EXCERPT PROVIDED —

Okay, now I understand the catch. Apparently, the AR4 my LBS owner was talking about was a 2009 model, NOT 2011 model. This makes more sense now. I'm assuming this isn't nearly as worth it huh?  I may just end up going with the Z6 because that felt awesome! 

He did say the AR4 is in my size (61cm, I'm 6'3") and there's one left. Decisions, decisions.


----------



## zach.scofield (Apr 11, 2010)

Don4 said:


> Zach, who posts here often and rides in hilly upstate NY, does just fine with the standard 53/39 crank w/ 11-25 cassette on his F5. My guess he could drop me in a heartbeat on a level road, too!
> 
> I love my F3, and my wife loves her Z2.


Im not that fast Don. I tend to travel uphill much slower than you may think. I do have a pretty decent sprint but thats it(trying to change the rest). I honestly didnt notice too much of a difference between compact and standard for climbing.

I have ridden the AR4 from 09 and its a great bike. Rides nice. Definately stiffer than the Z. One of the guys we ride with has one. I dont ride fast enough to really take advantage of the aero frameset though.

I have also ridden the '11 Z85, 6 and 5. Absolutely love'd the Z5 but being more of a sprinter type the F won out for me. I find the F a bit stiffer on the initial few pedal strokes of a sprint and also find it to ride almost as smoothly as the Z.

WRITTEN EXERCISE 1 —
Answer these questions about the road bike forum thread:
(a) What model year was the AR4 that the shop owner was talking about?
(b) What frame size is the AR4 the shop has left?
(c) According to Don4, what crank and cassette does Zach use on his F5?

Element boundary entries:
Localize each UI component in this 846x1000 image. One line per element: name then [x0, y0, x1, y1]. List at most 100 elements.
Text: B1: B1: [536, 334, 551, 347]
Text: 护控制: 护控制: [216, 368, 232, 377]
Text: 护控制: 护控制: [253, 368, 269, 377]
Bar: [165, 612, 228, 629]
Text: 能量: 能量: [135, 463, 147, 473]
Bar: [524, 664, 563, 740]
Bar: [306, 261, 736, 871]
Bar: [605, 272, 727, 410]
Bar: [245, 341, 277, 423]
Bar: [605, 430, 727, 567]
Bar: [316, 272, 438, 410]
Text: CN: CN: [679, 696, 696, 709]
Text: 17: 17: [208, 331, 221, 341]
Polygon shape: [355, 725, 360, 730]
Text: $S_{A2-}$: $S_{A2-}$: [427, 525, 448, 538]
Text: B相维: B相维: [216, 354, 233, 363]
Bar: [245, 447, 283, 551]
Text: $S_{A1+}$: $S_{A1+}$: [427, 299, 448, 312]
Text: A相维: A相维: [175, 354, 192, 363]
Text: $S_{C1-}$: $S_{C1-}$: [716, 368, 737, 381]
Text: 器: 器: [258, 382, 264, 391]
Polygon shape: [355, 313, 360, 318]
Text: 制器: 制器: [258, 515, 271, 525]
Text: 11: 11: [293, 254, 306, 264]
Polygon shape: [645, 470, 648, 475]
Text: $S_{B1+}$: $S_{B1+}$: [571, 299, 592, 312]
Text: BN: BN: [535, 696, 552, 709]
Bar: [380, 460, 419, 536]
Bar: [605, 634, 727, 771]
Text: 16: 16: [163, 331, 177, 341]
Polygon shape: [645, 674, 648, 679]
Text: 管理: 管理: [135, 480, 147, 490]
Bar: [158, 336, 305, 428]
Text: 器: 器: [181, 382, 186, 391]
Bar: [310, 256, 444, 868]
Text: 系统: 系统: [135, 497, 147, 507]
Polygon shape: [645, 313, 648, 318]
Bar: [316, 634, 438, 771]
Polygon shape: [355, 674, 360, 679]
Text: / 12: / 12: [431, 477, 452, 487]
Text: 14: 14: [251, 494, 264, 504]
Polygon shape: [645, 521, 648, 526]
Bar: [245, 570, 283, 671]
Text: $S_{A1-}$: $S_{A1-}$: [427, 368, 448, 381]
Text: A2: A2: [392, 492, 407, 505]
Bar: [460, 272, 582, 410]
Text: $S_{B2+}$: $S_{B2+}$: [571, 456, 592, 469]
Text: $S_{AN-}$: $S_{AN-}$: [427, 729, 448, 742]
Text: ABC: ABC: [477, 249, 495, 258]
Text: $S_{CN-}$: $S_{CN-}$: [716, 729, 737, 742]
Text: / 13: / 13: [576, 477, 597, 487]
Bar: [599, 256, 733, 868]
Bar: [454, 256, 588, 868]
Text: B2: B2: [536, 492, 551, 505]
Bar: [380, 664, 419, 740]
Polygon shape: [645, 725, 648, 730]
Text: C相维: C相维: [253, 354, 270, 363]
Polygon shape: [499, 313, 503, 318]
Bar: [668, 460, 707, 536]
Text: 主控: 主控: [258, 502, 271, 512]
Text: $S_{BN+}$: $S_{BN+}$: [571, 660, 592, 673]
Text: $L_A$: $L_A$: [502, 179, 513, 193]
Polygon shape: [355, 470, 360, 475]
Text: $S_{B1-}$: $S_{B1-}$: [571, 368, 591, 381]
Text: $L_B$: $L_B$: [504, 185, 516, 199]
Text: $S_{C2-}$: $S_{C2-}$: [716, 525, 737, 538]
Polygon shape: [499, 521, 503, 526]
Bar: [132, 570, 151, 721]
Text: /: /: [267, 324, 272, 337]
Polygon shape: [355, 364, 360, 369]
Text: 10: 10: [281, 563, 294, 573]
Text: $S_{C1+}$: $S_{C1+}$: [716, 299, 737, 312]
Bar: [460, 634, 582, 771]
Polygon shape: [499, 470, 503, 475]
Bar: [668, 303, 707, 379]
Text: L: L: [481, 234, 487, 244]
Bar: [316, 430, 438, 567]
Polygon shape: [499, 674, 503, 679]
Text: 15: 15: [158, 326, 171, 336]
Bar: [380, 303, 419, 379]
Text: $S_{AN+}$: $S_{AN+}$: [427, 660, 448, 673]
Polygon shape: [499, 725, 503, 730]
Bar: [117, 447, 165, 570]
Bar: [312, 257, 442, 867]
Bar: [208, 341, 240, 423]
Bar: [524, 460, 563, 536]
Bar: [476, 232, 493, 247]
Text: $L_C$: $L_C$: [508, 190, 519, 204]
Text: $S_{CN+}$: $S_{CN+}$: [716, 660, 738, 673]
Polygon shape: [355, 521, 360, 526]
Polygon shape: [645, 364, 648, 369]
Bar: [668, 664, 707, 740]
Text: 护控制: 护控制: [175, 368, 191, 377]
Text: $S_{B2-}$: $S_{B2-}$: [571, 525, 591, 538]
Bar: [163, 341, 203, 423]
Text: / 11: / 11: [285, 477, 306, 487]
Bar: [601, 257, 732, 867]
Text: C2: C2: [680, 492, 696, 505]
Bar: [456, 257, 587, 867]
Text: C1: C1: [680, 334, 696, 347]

WRITTEN EXERCISE 2 — Filter the entries and copy every line that holds the word "each".

WRITTEN RESPONSE 1 —
(a) 2009
(b) 61cm
(c) A standard 53/39 crank with an 11-25 cassette

WRITTEN RESPONSE 2 —
Localize each UI component in this 846x1000 image. One line per element: name then [x0, y0, x1, y1]. List at most 100 elements.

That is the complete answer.